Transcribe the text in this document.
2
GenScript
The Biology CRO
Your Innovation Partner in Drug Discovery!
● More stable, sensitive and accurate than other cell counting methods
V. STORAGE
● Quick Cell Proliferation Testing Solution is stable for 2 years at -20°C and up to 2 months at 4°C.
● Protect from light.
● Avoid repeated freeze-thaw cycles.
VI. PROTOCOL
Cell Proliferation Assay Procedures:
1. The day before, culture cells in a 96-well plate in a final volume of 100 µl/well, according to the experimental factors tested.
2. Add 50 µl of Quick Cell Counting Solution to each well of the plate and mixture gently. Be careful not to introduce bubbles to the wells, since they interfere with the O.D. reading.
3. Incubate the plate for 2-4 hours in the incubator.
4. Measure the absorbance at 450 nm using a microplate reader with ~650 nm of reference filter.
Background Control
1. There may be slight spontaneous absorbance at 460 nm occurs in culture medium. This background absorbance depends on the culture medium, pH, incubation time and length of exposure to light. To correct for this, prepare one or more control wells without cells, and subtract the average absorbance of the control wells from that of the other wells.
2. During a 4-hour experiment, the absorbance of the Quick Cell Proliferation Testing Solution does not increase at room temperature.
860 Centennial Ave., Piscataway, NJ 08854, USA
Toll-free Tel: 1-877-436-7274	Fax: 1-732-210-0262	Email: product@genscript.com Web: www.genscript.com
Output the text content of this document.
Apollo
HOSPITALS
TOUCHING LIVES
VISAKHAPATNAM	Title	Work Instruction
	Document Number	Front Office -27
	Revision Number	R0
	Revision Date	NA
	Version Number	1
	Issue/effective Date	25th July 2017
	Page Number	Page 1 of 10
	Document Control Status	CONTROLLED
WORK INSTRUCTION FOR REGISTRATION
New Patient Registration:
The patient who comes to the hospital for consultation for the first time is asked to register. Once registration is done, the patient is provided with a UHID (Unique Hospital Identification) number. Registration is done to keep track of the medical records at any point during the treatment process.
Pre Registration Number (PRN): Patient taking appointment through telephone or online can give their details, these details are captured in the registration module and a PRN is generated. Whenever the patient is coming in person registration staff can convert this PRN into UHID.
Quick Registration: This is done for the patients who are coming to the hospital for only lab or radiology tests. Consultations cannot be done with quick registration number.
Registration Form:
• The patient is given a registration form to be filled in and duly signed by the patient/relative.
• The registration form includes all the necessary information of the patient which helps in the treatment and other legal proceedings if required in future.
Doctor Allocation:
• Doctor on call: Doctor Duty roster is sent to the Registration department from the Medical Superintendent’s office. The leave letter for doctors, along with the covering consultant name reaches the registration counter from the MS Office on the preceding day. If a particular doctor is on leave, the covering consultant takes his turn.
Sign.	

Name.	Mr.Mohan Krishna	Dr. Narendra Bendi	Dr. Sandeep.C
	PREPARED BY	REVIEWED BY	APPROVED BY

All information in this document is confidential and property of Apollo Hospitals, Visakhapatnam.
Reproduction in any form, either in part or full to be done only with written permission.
--
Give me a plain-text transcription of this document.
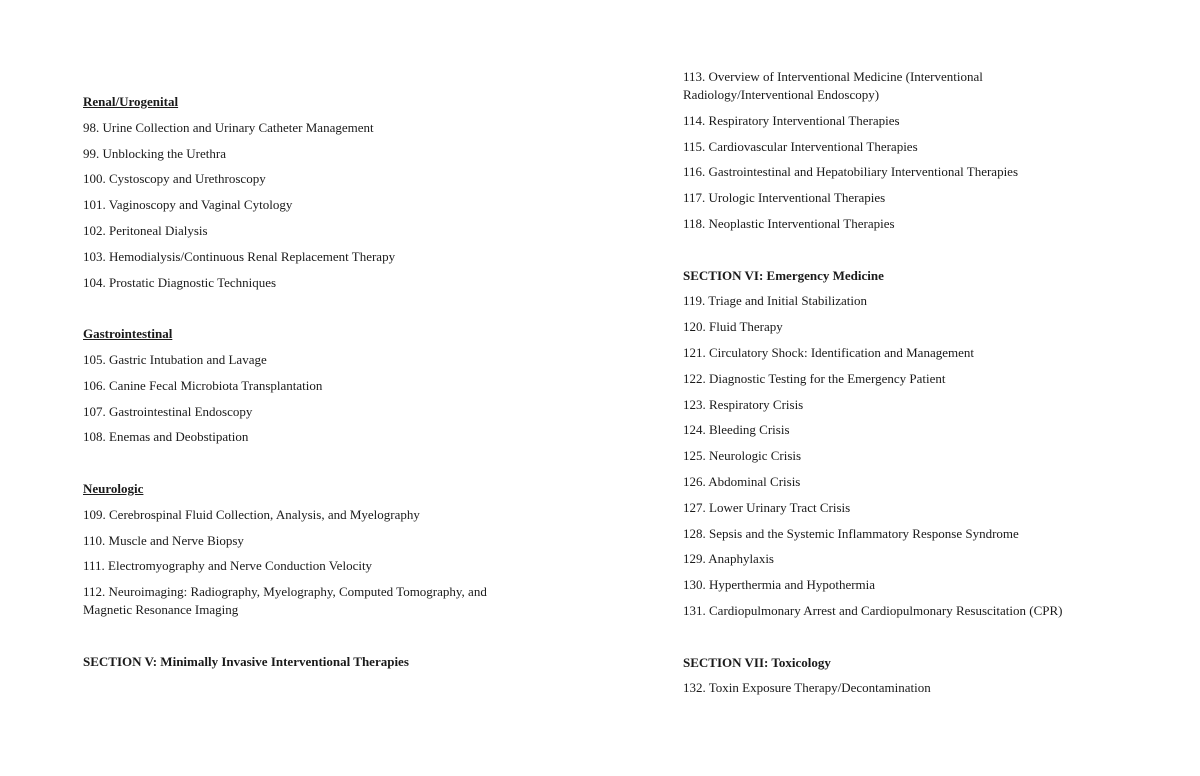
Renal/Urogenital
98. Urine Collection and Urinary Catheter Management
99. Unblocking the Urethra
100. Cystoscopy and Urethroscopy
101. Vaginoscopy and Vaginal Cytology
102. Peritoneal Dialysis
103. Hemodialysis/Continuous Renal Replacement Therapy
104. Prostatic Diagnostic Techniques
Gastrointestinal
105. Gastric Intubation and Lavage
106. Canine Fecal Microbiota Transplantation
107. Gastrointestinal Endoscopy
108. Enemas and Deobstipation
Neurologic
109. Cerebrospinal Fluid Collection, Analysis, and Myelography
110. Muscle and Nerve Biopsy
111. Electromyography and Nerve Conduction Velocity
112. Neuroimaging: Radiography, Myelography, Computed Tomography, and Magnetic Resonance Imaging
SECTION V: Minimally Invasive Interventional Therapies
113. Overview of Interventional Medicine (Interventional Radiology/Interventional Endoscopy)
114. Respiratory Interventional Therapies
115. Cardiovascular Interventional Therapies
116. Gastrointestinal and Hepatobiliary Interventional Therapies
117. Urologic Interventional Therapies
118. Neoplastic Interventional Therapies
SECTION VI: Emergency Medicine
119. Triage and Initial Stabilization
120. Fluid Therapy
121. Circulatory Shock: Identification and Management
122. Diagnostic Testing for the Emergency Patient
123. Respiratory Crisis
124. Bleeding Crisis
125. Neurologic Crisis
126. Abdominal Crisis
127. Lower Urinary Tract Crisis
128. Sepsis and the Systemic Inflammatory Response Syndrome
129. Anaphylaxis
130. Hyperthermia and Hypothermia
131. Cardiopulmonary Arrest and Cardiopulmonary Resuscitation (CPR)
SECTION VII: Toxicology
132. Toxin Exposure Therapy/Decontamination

▸ **PROBLEM TO SOLVE**: Using the entries above, return each line in which the word "Renal" occurs.

▸ **ANSWER**:
Renal/Urogenital
103. Hemodialysis/Continuous Renal Replacement Therapy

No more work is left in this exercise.